BEGIN

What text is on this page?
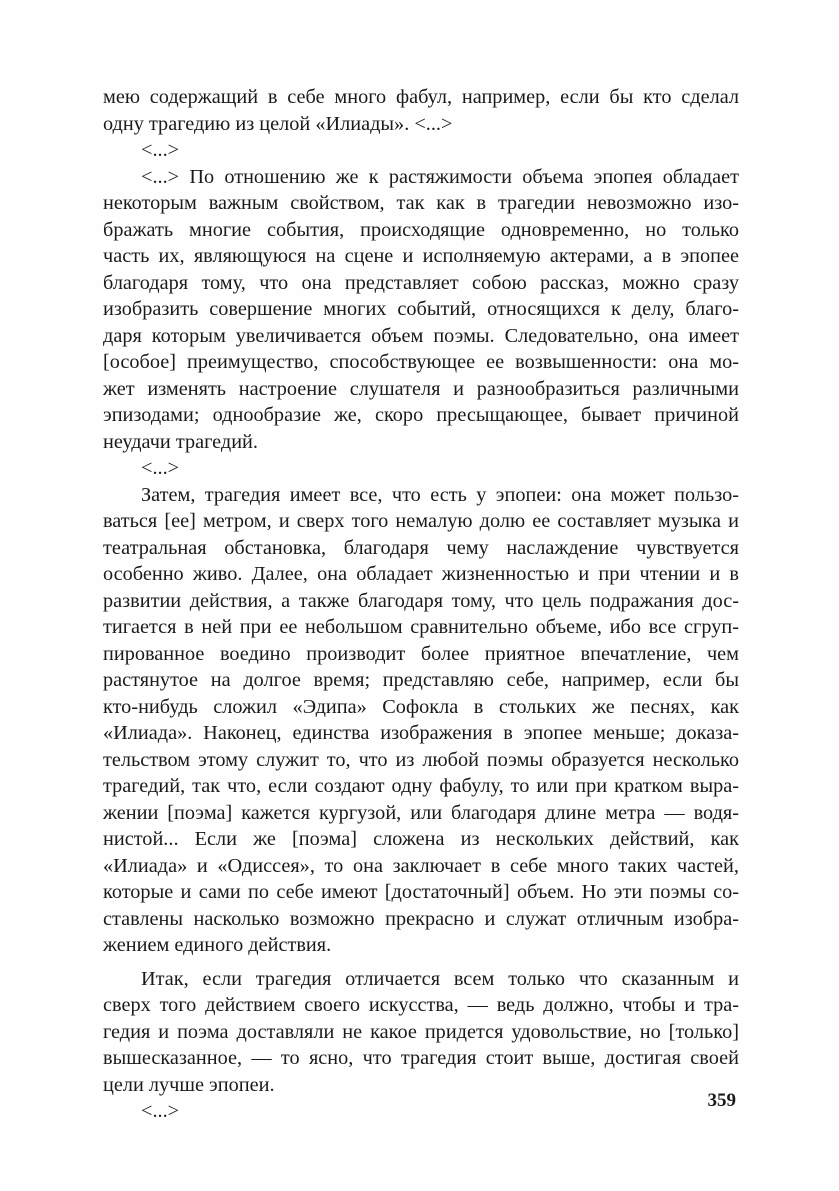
мею содержащий в себе много фабул, например, если бы кто сделал
одну трагедию из целой «Илиады». <...>
<...>
<...> По отношению же к растяжимости объема эпопея обладает
некоторым важным свойством, так как в трагедии невозможно изо-
бражать многие события, происходящие одновременно, но только
часть их, являющуюся на сцене и исполняемую актерами, а в эпопее
благодаря тому, что она представляет собою рассказ, можно сразу
изобразить совершение многих событий, относящихся к делу, благо-
даря которым увеличивается объем поэмы. Следовательно, она имеет
[особое] преимущество, способствующее ее возвышенности: она мо-
жет изменять настроение слушателя и разнообразиться различными
эпизодами; однообразие же, скоро пресыщающее, бывает причиной
неудачи трагедий.
<...>
Затем, трагедия имеет все, что есть у эпопеи: она может пользо-
ваться [ее] метром, и сверх того немалую долю ее составляет музыка и
театральная обстановка, благодаря чему наслаждение чувствуется
особенно живо. Далее, она обладает жизненностью и при чтении и в
развитии действия, а также благодаря тому, что цель подражания дос-
тигается в ней при ее небольшом сравнительно объеме, ибо все сгруп-
пированное воедино производит более приятное впечатление, чем
растянутое на долгое время; представляю себе, например, если бы
кто-нибудь сложил «Эдипа» Софокла в стольких же песнях, как
«Илиада». Наконец, единства изображения в эпопее меньше; доказа-
тельством этому служит то, что из любой поэмы образуется несколько
трагедий, так что, если создают одну фабулу, то или при кратком выра-
жении [поэма] кажется кургузой, или благодаря длине метра — водя-
нистой... Если же [поэма] сложена из нескольких действий, как
«Илиада» и «Одиссея», то она заключает в себе много таких частей,
которые и сами по себе имеют [достаточный] объем. Но эти поэмы со-
ставлены насколько возможно прекрасно и служат отличным изобра-
жением единого действия.
Итак, если трагедия отличается всем только что сказанным и
сверх того действием своего искусства, — ведь должно, чтобы и тра-
гедия и поэма доставляли не какое придется удовольствие, но [только]
вышесказанное, — то ясно, что трагедия стоит выше, достигая своей
цели лучше эпопеи.
<...>	359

END

[THE TASK]
Pull every line containing "имеет" from the material above.

[WRITTEN RESPONSE]
даря которым увеличивается объем поэмы. Следовательно, она имеет
Затем, трагедия имеет все, что есть у эпопеи: она может пользо-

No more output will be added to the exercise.